Last year, you could find affordable laptops with fifth, sixth and even seventh-gen processors such as the Core i3-7100U. Today, they are generally beyond your budget, so you may have to settle for a Pentium or Celeron. If so, check the performance on Notebookcheck’s list of mobile processor benchmarks, or look up its PassMark score. You don’t need to understand the numbers: bigger is better.

Look up some chips from laptops you’ve used previously to get an idea of relative performance levels. Otherwise, try to avoid anything with a PassMark score lower than 2000. The Intel Pentium N4200 squeaks in at 2023, while the Atom x5-Z8350 falls short at 1277. For comparison, a Core i3-7100U scores 3824, while the Core i5-8500 in my desktop scores 12084.

Lenovo, again

Lenovo 320S
Lenovo 320S. Photograph: Lenovo

The Windows PC market is now pretty much a five-horse race. The leaders are Lenovo and HP: both sell roughly a million machines per week. Dell is third, selling mainly to businesses from its website. The consumer-oriented challengers are the Taiwanese companies, Acer and Asus. All five sell laptops manufactured in China.

Given their volume sales, it’s hard to beat HP and Lenovo on price, so those are the brands I tend to end up recommending.

Today, the pick of the £300 laptops is still the 14in Lenovo 320S, which has a part number of 80X4001TUK on Lenovo’s website. PC World is currently selling it as the Lenovo 320S-14IKB for £298.98. You may find it from other sources if you search for the part number.

The 320S has 4GB of memory, a 128GB SSD, and a Pentium 4415U Gold processor that is almost the same as a Core i3-7100U. (They are both hyper-threading Kaby Lake designs.) The Pentium 4415U has a PassMark score of 3161.

Items from a dataset:
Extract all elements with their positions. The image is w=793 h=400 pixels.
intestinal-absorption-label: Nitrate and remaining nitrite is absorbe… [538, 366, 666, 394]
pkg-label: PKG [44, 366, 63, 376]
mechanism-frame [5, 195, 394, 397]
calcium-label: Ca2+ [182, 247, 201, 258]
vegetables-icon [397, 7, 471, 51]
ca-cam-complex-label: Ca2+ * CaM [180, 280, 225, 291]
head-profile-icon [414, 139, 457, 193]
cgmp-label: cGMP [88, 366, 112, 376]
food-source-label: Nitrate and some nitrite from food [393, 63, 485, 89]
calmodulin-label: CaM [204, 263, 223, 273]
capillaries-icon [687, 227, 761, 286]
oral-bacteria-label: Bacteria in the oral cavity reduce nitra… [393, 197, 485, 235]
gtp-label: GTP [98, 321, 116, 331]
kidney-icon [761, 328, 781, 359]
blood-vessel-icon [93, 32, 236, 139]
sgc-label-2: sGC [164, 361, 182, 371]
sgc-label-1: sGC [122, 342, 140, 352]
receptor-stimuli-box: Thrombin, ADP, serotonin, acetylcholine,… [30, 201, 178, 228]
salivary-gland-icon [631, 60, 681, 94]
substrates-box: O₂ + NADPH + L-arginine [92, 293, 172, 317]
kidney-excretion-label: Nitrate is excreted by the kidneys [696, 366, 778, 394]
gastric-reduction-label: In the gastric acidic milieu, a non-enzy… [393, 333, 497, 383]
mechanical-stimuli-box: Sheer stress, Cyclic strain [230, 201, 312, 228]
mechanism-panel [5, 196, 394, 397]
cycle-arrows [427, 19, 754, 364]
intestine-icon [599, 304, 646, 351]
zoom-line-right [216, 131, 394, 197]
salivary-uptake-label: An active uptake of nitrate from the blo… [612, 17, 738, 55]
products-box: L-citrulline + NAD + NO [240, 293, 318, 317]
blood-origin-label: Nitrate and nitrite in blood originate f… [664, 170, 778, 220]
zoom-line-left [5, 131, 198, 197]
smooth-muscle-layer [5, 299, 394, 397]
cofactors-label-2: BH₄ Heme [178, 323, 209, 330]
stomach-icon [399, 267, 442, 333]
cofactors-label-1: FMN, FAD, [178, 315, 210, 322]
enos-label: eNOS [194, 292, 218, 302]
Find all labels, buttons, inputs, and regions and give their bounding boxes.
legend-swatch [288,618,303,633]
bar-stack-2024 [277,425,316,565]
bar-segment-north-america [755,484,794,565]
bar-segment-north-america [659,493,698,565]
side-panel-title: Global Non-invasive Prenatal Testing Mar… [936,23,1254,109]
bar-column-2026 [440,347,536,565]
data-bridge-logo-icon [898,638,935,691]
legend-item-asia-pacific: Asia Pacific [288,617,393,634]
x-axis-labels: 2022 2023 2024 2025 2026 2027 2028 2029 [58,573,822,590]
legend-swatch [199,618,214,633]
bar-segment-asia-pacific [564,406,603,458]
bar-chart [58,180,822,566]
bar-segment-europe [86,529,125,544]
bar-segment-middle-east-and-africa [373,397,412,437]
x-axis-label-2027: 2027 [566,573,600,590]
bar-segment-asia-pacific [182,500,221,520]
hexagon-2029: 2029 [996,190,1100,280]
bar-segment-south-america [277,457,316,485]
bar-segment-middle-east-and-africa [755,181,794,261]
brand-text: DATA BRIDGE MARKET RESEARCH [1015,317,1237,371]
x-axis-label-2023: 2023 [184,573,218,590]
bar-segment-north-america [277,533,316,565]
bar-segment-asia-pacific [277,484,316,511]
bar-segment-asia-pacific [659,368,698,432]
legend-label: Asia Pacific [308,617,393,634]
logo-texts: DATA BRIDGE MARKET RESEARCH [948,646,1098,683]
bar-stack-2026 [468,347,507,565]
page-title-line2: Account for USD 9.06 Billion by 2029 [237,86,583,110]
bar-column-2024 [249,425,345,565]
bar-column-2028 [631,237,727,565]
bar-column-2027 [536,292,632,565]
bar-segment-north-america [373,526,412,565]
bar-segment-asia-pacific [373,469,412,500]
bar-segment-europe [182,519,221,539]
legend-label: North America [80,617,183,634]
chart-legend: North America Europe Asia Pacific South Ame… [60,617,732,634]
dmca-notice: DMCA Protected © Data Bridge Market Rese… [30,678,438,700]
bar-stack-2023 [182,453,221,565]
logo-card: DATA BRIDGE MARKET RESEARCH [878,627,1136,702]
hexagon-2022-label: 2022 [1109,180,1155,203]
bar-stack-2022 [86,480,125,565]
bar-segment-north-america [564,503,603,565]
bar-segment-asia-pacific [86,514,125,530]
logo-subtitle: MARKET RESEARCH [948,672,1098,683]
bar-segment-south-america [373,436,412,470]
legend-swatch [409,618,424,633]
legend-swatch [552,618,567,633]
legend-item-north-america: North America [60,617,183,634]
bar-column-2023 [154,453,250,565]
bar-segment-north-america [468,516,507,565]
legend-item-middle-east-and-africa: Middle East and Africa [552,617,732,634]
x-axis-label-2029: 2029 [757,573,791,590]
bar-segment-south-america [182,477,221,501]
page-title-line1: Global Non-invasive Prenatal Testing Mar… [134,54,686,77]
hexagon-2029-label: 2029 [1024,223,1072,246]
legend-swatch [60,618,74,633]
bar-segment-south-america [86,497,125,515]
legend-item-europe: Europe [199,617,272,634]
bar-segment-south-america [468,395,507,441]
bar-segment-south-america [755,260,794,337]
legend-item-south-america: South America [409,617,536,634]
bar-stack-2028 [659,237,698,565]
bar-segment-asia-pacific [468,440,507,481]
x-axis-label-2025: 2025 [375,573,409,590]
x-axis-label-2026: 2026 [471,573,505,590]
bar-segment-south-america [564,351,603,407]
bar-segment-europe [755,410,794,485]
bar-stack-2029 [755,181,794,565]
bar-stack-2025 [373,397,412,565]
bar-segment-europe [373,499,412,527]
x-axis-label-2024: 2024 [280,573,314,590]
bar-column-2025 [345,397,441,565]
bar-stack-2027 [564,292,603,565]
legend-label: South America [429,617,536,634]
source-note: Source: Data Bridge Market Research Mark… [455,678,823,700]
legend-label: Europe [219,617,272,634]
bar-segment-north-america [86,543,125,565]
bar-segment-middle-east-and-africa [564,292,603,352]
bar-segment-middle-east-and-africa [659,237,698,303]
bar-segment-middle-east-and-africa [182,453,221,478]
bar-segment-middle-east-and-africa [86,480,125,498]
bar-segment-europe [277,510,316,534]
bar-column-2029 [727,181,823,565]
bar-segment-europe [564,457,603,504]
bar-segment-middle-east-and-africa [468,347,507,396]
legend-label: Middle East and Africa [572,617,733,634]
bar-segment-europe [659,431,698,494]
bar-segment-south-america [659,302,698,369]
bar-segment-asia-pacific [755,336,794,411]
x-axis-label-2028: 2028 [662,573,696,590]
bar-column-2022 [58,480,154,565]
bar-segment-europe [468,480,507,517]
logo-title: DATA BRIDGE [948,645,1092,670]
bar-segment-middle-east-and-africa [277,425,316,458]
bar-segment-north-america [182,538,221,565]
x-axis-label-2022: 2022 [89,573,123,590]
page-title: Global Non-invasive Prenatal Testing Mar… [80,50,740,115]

# Task A
Answer these questions from the laptop article, each on its own line:
(i) What PassMark score does the Atom x5-Z8350 have?
(ii) Which two brands each sell roughly a million machines per week?
(iii) What part number does the 14in Lenovo 320S have on Lenovo's website?
# Task B
Turn the paragraph of the laptop article beginning "The Windows PC market is now" into a brief bulleted list that keeps its main facts.
# Task C
Render this sentence from the laptop article in Spanish: "You don’t need to understand the numbers: bigger is better."
Rely only on the laptop article when responding.

# Answer space A
(i) 1277
(ii) Lenovo and HP
(iii) 80X4001TUK

# Answer space B
- The Windows PC market is essentially a race among five companies.
- Lenovo and HP lead, each selling roughly a million machines per week.
- Dell is third and sells mainly to businesses from its website.
- Acer and Asus, both Taiwanese, are the consumer-oriented challengers.
- All five sell laptops manufactured in China.

# Answer space C
No necesitas entender las cifras: cuanto mayor, mejor.